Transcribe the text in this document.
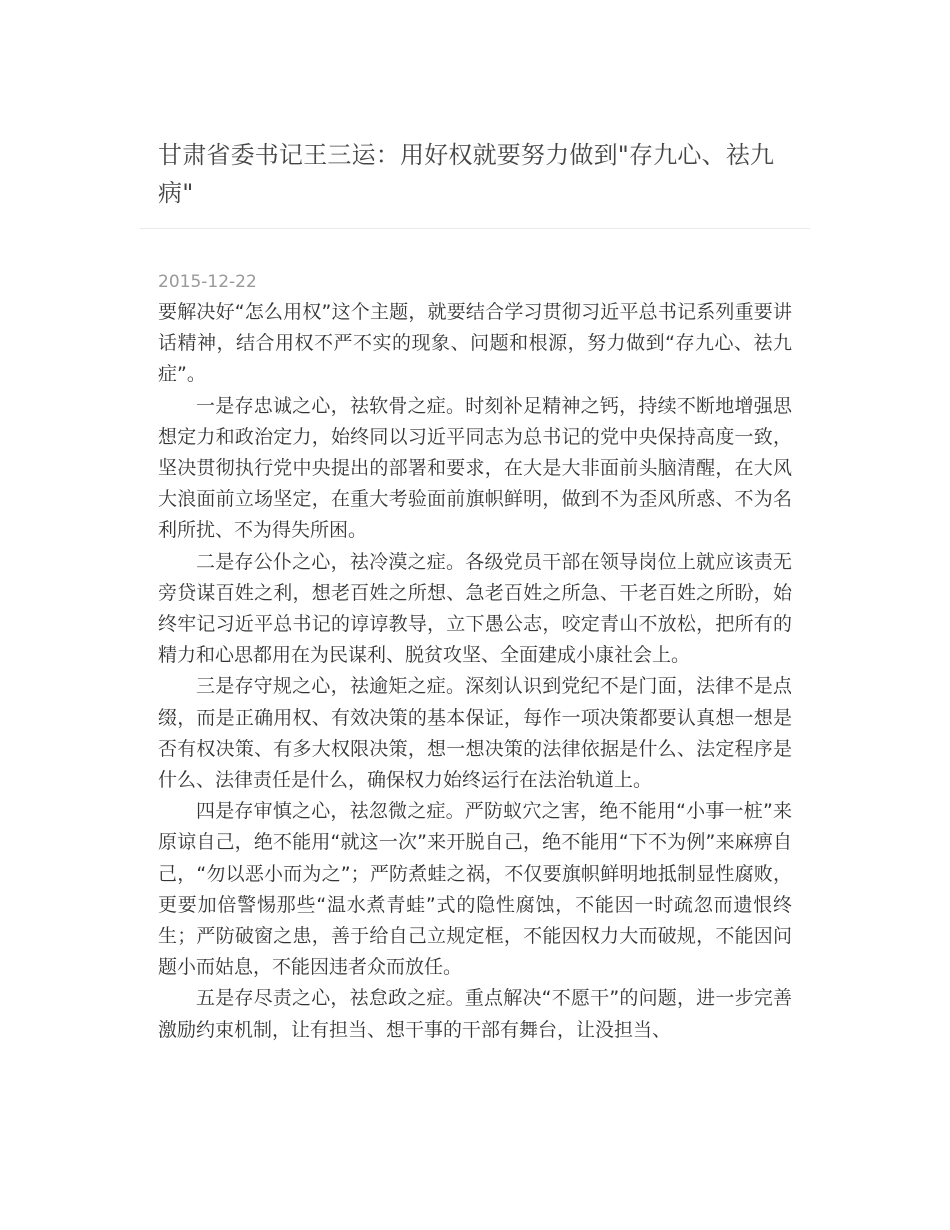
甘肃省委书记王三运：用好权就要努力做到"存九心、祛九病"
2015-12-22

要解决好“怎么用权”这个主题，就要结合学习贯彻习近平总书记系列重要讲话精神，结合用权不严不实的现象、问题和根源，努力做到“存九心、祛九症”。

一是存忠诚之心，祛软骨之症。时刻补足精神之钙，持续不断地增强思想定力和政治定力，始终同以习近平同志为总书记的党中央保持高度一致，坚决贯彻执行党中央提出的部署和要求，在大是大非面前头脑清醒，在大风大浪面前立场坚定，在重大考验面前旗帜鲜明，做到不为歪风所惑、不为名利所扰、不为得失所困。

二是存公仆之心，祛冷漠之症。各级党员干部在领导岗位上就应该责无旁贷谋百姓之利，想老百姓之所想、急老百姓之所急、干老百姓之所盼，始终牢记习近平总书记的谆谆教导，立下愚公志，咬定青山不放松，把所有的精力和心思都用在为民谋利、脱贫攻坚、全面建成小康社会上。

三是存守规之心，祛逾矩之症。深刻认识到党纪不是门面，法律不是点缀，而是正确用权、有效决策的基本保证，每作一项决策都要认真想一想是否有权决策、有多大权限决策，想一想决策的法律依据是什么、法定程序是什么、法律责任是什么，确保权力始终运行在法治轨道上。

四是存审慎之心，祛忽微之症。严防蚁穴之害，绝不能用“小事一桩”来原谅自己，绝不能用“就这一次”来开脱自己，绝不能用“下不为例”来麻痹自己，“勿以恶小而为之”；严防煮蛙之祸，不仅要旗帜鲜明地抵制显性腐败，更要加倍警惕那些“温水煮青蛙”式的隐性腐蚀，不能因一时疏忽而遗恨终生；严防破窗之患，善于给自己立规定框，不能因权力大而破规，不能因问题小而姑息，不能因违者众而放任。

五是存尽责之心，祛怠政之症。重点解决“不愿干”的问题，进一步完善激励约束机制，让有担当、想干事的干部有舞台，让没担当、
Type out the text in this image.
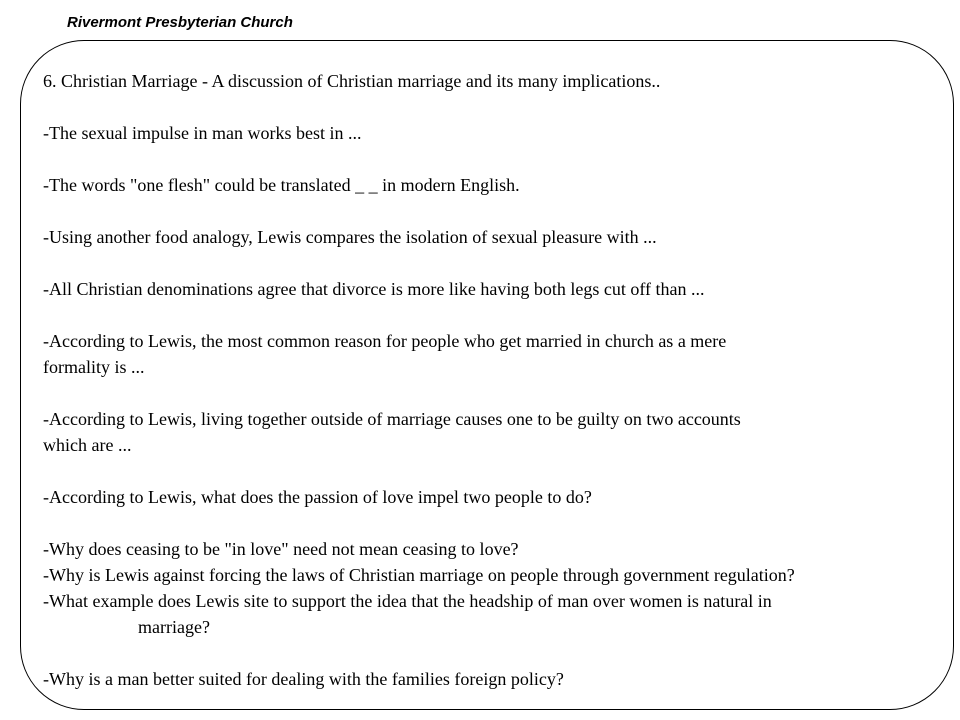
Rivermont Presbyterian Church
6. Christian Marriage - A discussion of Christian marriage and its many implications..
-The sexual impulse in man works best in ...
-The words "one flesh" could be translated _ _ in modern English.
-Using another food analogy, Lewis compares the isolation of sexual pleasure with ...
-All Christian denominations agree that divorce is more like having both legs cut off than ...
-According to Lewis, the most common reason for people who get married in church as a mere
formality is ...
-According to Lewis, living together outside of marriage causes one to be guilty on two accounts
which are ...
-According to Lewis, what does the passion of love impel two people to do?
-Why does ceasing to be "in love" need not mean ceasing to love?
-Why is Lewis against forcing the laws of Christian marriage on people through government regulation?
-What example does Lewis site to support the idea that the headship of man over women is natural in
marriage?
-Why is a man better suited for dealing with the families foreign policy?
--
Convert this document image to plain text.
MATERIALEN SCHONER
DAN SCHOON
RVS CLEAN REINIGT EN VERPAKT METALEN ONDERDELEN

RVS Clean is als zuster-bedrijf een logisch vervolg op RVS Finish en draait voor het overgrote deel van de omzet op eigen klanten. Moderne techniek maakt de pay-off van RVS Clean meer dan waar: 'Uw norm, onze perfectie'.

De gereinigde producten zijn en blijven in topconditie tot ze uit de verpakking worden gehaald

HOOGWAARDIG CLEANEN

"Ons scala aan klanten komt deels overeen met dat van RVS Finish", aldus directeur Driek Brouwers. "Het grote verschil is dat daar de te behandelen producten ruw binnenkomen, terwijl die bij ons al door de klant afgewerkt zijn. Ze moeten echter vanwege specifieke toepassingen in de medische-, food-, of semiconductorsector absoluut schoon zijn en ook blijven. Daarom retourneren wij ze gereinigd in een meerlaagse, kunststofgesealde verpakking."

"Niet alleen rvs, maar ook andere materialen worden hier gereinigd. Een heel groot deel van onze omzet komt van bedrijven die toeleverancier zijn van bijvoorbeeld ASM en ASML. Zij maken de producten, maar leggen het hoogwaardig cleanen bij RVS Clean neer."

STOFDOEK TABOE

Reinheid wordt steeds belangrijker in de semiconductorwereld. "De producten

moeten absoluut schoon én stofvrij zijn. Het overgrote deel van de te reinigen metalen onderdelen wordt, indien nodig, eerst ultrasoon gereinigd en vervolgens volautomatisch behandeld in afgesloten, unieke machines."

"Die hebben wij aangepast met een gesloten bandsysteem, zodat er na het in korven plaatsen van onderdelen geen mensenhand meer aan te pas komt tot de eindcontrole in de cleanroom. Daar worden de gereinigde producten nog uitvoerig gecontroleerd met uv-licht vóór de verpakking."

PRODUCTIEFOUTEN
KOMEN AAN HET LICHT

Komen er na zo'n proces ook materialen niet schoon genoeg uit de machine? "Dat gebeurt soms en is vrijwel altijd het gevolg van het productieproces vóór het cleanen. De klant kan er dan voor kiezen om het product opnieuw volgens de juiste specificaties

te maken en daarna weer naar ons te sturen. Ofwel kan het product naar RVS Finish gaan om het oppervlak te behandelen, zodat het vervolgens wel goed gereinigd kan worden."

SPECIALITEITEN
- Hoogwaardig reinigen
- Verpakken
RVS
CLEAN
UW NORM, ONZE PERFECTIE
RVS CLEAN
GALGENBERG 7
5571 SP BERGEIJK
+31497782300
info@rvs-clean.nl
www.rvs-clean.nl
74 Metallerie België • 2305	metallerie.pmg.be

Requirements: Locate the lines above that contain "wordt" and copy them.

The response:
Reinheid wordt steeds belangrijker in de semiconductorwereld. "De producten
moeten absoluut schoon én stofvrij zijn. Het overgrote deel van de te reinigen metalen onderdelen wordt, indien nodig, eerst ultrasoon gereinigd en vervolgens volautomatisch behandeld in afgesloten, unieke machines."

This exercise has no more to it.